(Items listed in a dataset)
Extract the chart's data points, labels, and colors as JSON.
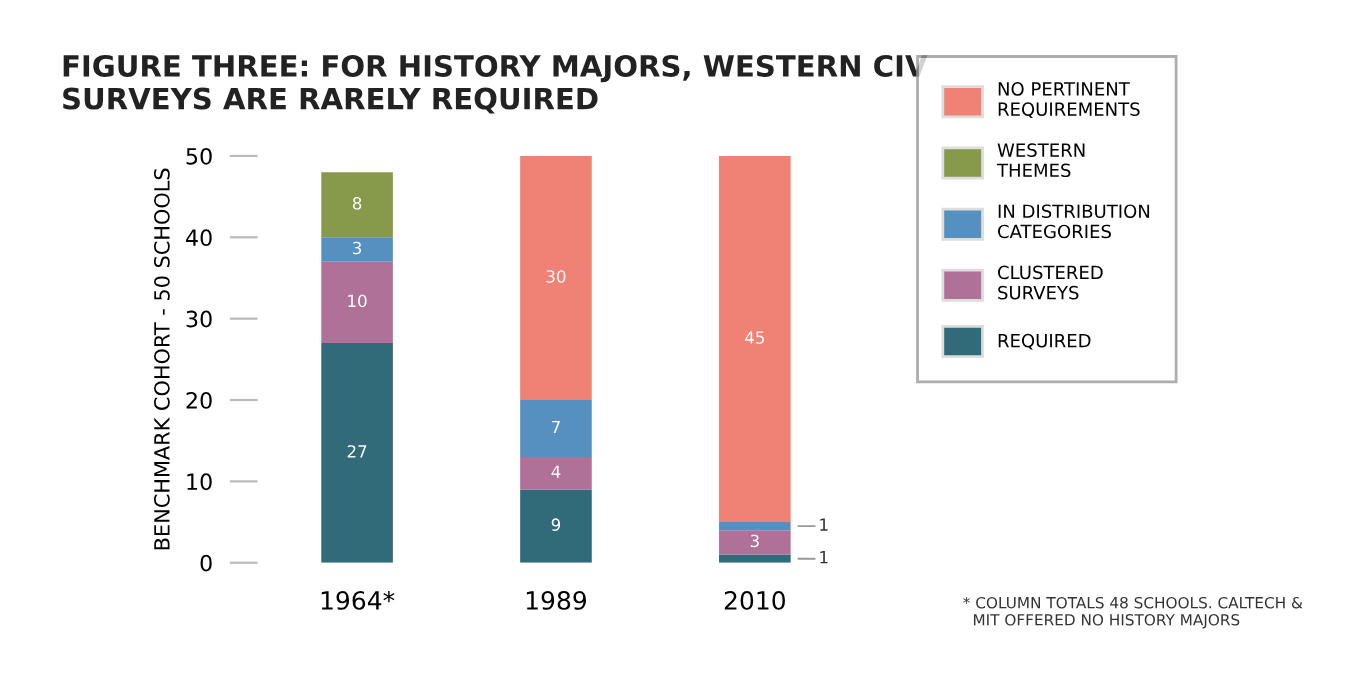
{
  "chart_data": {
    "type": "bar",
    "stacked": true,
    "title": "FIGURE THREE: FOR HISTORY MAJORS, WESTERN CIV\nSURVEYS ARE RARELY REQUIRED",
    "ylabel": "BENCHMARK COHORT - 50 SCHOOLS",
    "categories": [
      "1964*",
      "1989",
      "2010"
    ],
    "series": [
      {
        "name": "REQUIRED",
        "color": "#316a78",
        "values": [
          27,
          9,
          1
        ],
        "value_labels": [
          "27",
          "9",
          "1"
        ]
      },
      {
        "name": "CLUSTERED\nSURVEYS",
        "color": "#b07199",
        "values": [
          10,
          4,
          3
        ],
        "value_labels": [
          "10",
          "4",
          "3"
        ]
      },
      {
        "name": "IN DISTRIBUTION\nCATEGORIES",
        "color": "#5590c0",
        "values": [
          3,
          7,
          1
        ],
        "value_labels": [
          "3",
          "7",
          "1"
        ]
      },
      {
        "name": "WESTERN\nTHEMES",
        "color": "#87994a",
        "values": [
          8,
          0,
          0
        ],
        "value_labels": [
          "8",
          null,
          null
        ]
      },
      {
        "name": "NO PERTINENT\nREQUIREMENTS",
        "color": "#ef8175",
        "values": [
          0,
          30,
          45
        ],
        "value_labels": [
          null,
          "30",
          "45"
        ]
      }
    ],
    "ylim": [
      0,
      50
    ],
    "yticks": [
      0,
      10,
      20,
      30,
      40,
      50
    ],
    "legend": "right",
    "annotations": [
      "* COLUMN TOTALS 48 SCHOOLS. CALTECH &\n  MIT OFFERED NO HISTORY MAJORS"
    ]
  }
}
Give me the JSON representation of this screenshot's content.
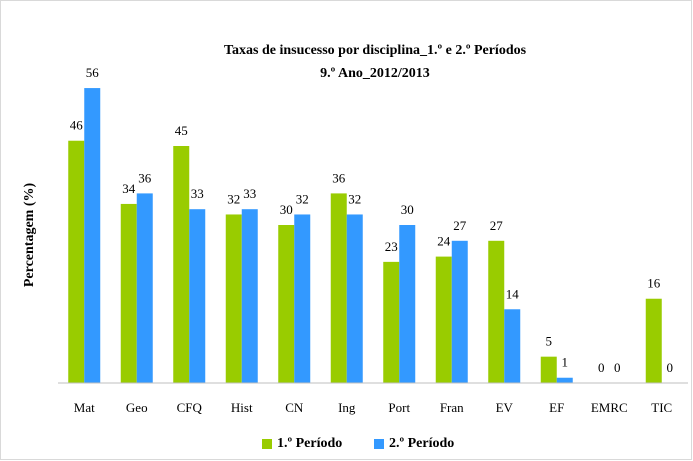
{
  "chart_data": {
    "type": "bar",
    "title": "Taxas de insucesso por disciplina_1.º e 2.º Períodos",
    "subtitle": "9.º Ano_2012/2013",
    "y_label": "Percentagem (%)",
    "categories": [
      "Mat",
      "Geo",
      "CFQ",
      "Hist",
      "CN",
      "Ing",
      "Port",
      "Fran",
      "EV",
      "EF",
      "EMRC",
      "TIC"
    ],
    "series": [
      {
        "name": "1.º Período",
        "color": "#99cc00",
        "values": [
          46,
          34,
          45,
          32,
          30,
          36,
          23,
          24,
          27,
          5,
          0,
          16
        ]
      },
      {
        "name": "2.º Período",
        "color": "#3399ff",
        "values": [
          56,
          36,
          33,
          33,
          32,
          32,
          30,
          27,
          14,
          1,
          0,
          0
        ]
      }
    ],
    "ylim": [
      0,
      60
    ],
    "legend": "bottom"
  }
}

=== PROBLEM DETAILS ===
Repeat each entry exactly as it appears; skip any picture.

=== RESULT FOR THIS TASK ===
Extract the chart's data points, labels, and colors as JSON.
{
  "chart_data": {
    "type": "bar",
    "stacked": true,
    "title": "FIGURE THREE: FOR HISTORY MAJORS, WESTERN CIV\nSURVEYS ARE RARELY REQUIRED",
    "ylabel": "BENCHMARK COHORT - 50 SCHOOLS",
    "categories": [
      "1964*",
      "1989",
      "2010"
    ],
    "series": [
      {
        "name": "REQUIRED",
        "color": "#316a78",
        "values": [
          27,
          9,
          1
        ],
        "value_labels": [
          "27",
          "9",
          "1"
        ]
      },
      {
        "name": "CLUSTERED\nSURVEYS",
        "color": "#b07199",
        "values": [
          10,
          4,
          3
        ],
        "value_labels": [
          "10",
          "4",
          "3"
        ]
      },
      {
        "name": "IN DISTRIBUTION\nCATEGORIES",
        "color": "#5590c0",
        "values": [
          3,
          7,
          1
        ],
        "value_labels": [
          "3",
          "7",
          "1"
        ]
      },
      {
        "name": "WESTERN\nTHEMES",
        "color": "#87994a",
        "values": [
          8,
          0,
          0
        ],
        "value_labels": [
          "8",
          null,
          null
        ]
      },
      {
        "name": "NO PERTINENT\nREQUIREMENTS",
        "color": "#ef8175",
        "values": [
          0,
          30,
          45
        ],
        "value_labels": [
          null,
          "30",
          "45"
        ]
      }
    ],
    "ylim": [
      0,
      50
    ],
    "yticks": [
      0,
      10,
      20,
      30,
      40,
      50
    ],
    "legend": "right",
    "annotations": [
      "* COLUMN TOTALS 48 SCHOOLS. CALTECH &\n  MIT OFFERED NO HISTORY MAJORS"
    ]
  }
}
Give me the JSON representation of this screenshot's content.
{
  "chart_data": {
    "type": "bar",
    "title": "Taxas de insucesso por disciplina_1.º e 2.º Períodos",
    "subtitle": "9.º Ano_2012/2013",
    "y_label": "Percentagem (%)",
    "categories": [
      "Mat",
      "Geo",
      "CFQ",
      "Hist",
      "CN",
      "Ing",
      "Port",
      "Fran",
      "EV",
      "EF",
      "EMRC",
      "TIC"
    ],
    "series": [
      {
        "name": "1.º Período",
        "color": "#99cc00",
        "values": [
          46,
          34,
          45,
          32,
          30,
          36,
          23,
          24,
          27,
          5,
          0,
          16
        ]
      },
      {
        "name": "2.º Período",
        "color": "#3399ff",
        "values": [
          56,
          36,
          33,
          33,
          32,
          32,
          30,
          27,
          14,
          1,
          0,
          0
        ]
      }
    ],
    "ylim": [
      0,
      60
    ],
    "legend": "bottom"
  }
}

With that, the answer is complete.